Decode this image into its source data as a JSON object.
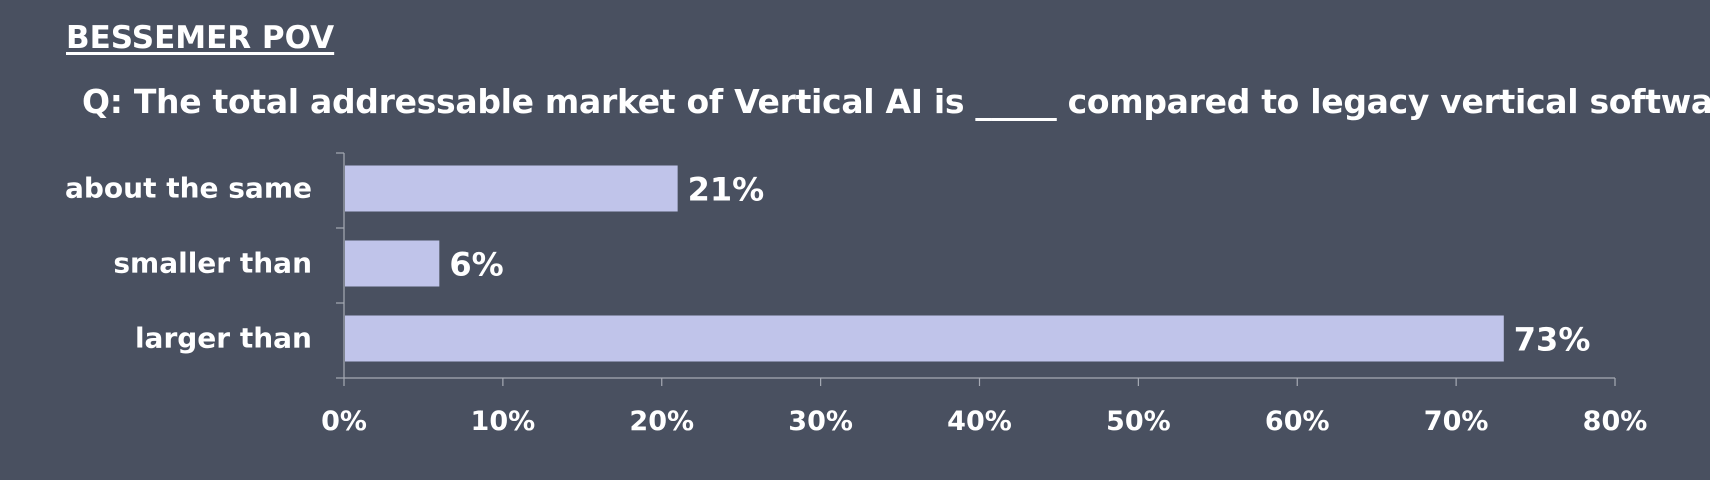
{
  "header": {
    "label": "BESSEMER POV"
  },
  "chart_data": {
    "type": "bar",
    "orientation": "horizontal",
    "title": "Q: The total addressable market of Vertical AI is _____ compared to legacy vertical software.",
    "categories": [
      "about the same",
      "smaller than",
      "larger than"
    ],
    "values": [
      21,
      6,
      73
    ],
    "value_labels": [
      "21%",
      "6%",
      "73%"
    ],
    "xlim": [
      0,
      80
    ],
    "xticks": [
      0,
      10,
      20,
      30,
      40,
      50,
      60,
      70,
      80
    ],
    "xtick_labels": [
      "0%",
      "10%",
      "20%",
      "30%",
      "40%",
      "50%",
      "60%",
      "70%",
      "80%"
    ],
    "xlabel": "",
    "ylabel": "",
    "grid": false,
    "legend": "none",
    "colors": {
      "bar": "#c0c4ea",
      "background": "#495060",
      "axis": "#a6aab4",
      "text": "#ffffff"
    }
  }
}
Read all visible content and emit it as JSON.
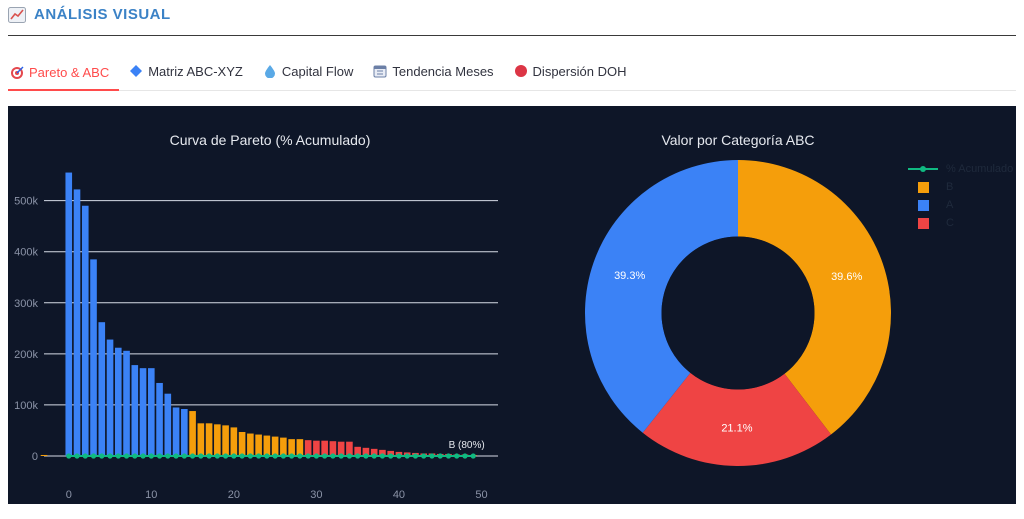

EXERCISE INSTRUCTIONS >> Check every line of the data, and copy the ones that contain "JSON".

COMPLETED EXERCISE >>
Decode this image into its source data as a JSON object.
Read all visible content and emit it as JSON.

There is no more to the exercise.